#### Work instructions
Restate the whole of the material. Keep every word, and drop the pictures.
# Start of Material to process
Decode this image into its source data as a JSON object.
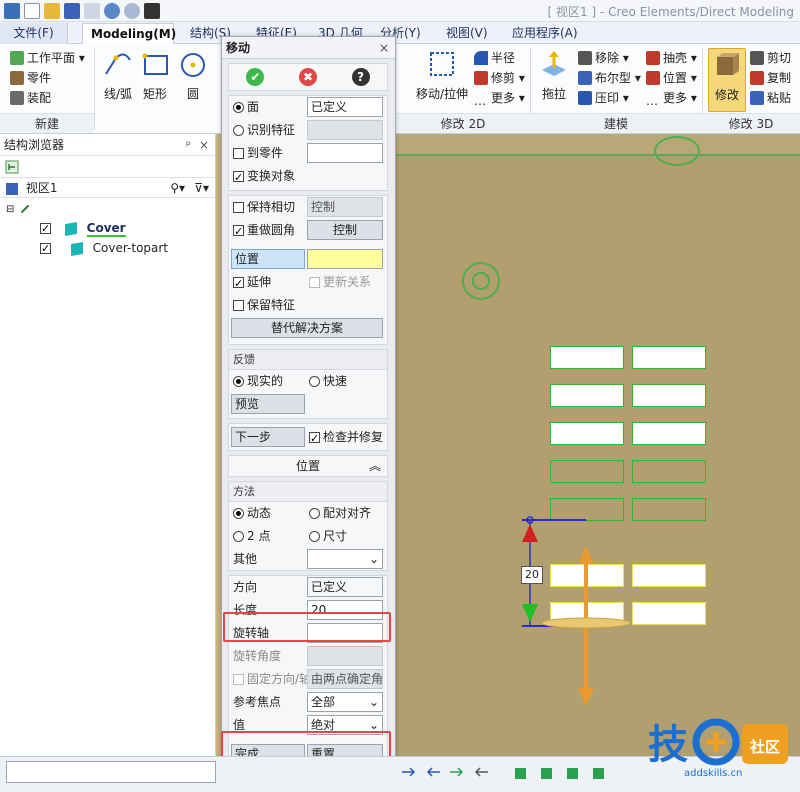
{
  "window": {
    "title": "[ 视区1 ] - Creo Elements/Direct Modeling"
  },
  "ribbon": {
    "tabs": [
      "文件(F)",
      "Modeling(M)",
      "结构(S)",
      "特征(E)",
      "3D 几何",
      "分析(Y)",
      "视图(V)",
      "应用程序(A)"
    ],
    "new_group": {
      "label": "新建",
      "items": [
        "工作平面",
        "零件",
        "装配"
      ]
    },
    "sketch_items": [
      "线/弧",
      "矩形",
      "圆"
    ],
    "modify2d_group": {
      "label": "修改 2D",
      "big": "移动/拉伸",
      "items": [
        "半径",
        "修剪",
        "更多"
      ]
    },
    "model_group": {
      "label": "建模",
      "big": "拖拉",
      "items_col1": [
        "移除",
        "布尔型",
        "压印"
      ],
      "items_col2": [
        "抽壳",
        "位置",
        "更多"
      ]
    },
    "modify3d_group": {
      "label": "修改 3D",
      "big": "修改",
      "items": [
        "剪切",
        "复制",
        "粘贴"
      ]
    }
  },
  "browser": {
    "title": "结构浏览器",
    "pin": "ᵖ",
    "close": "×",
    "root": "视区1",
    "nodes": [
      {
        "label": "Cover",
        "checked": true,
        "bold": true
      },
      {
        "label": "Cover-topart",
        "checked": true,
        "bold": false
      }
    ]
  },
  "dialog": {
    "title": "移动",
    "close": "×",
    "ok": "✔",
    "cancel": "✖",
    "help": "?",
    "face_label": "面",
    "face_value": "已定义",
    "identify_feature": "识别特征",
    "to_part": "到零件",
    "transform_objects": "变换对象",
    "keep_tangent": "保持相切",
    "keep_tangent_btn": "控制",
    "redo_fillet": "重做圆角",
    "redo_fillet_btn": "控制",
    "position": "位置",
    "extend": "延伸",
    "update_relation": "更新关系",
    "keep_feature": "保留特征",
    "alt_solution": "替代解决方案",
    "feedback_caption": "反馈",
    "realistic": "现实的",
    "fast": "快速",
    "preview": "预览",
    "next_step": "下一步",
    "check_repair": "检查并修复",
    "position_section": "位置",
    "method_caption": "方法",
    "dynamic": "动态",
    "align": "配对对齐",
    "two_points": "2 点",
    "dimension": "尺寸",
    "other": "其他",
    "direction_label": "方向",
    "direction_value": "已定义",
    "length_label": "长度",
    "length_value": "20",
    "rot_axis": "旋转轴",
    "rot_angle": "旋转角度",
    "fix_dir": "固定方向/轴",
    "fix_dir_value": "由两点确定角",
    "ref_focus_label": "参考焦点",
    "ref_focus_value": "全部",
    "value_label": "值",
    "value_value": "绝对",
    "done": "完成",
    "reset": "重置"
  },
  "viewport": {
    "dim_label": "20"
  },
  "logo": {
    "text1": "技",
    "text2": "社区",
    "url": "addskills.cn"
  }
}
# End of Material to process
#### Answer to the exercise
Decode this image into its source data as a JSON object.
{
  "window": {
    "title": "[ 视区1 ] - Creo Elements/Direct Modeling"
  },
  "ribbon": {
    "tabs": [
      "文件(F)",
      "Modeling(M)",
      "结构(S)",
      "特征(E)",
      "3D 几何",
      "分析(Y)",
      "视图(V)",
      "应用程序(A)"
    ],
    "new_group": {
      "label": "新建",
      "items": [
        "工作平面",
        "零件",
        "装配"
      ]
    },
    "sketch_items": [
      "线/弧",
      "矩形",
      "圆"
    ],
    "modify2d_group": {
      "label": "修改 2D",
      "big": "移动/拉伸",
      "items": [
        "半径",
        "修剪",
        "更多"
      ]
    },
    "model_group": {
      "label": "建模",
      "big": "拖拉",
      "items_col1": [
        "移除",
        "布尔型",
        "压印"
      ],
      "items_col2": [
        "抽壳",
        "位置",
        "更多"
      ]
    },
    "modify3d_group": {
      "label": "修改 3D",
      "big": "修改",
      "items": [
        "剪切",
        "复制",
        "粘贴"
      ]
    }
  },
  "browser": {
    "title": "结构浏览器",
    "pin": "ᵖ",
    "close": "×",
    "root": "视区1",
    "nodes": [
      {
        "label": "Cover",
        "checked": true,
        "bold": true
      },
      {
        "label": "Cover-topart",
        "checked": true,
        "bold": false
      }
    ]
  },
  "dialog": {
    "title": "移动",
    "close": "×",
    "ok": "✔",
    "cancel": "✖",
    "help": "?",
    "face_label": "面",
    "face_value": "已定义",
    "identify_feature": "识别特征",
    "to_part": "到零件",
    "transform_objects": "变换对象",
    "keep_tangent": "保持相切",
    "keep_tangent_btn": "控制",
    "redo_fillet": "重做圆角",
    "redo_fillet_btn": "控制",
    "position": "位置",
    "extend": "延伸",
    "update_relation": "更新关系",
    "keep_feature": "保留特征",
    "alt_solution": "替代解决方案",
    "feedback_caption": "反馈",
    "realistic": "现实的",
    "fast": "快速",
    "preview": "预览",
    "next_step": "下一步",
    "check_repair": "检查并修复",
    "position_section": "位置",
    "method_caption": "方法",
    "dynamic": "动态",
    "align": "配对对齐",
    "two_points": "2 点",
    "dimension": "尺寸",
    "other": "其他",
    "direction_label": "方向",
    "direction_value": "已定义",
    "length_label": "长度",
    "length_value": "20",
    "rot_axis": "旋转轴",
    "rot_angle": "旋转角度",
    "fix_dir": "固定方向/轴",
    "fix_dir_value": "由两点确定角",
    "ref_focus_label": "参考焦点",
    "ref_focus_value": "全部",
    "value_label": "值",
    "value_value": "绝对",
    "done": "完成",
    "reset": "重置"
  },
  "viewport": {
    "dim_label": "20"
  },
  "logo": {
    "text1": "技",
    "text2": "社区",
    "url": "addskills.cn"
  }
}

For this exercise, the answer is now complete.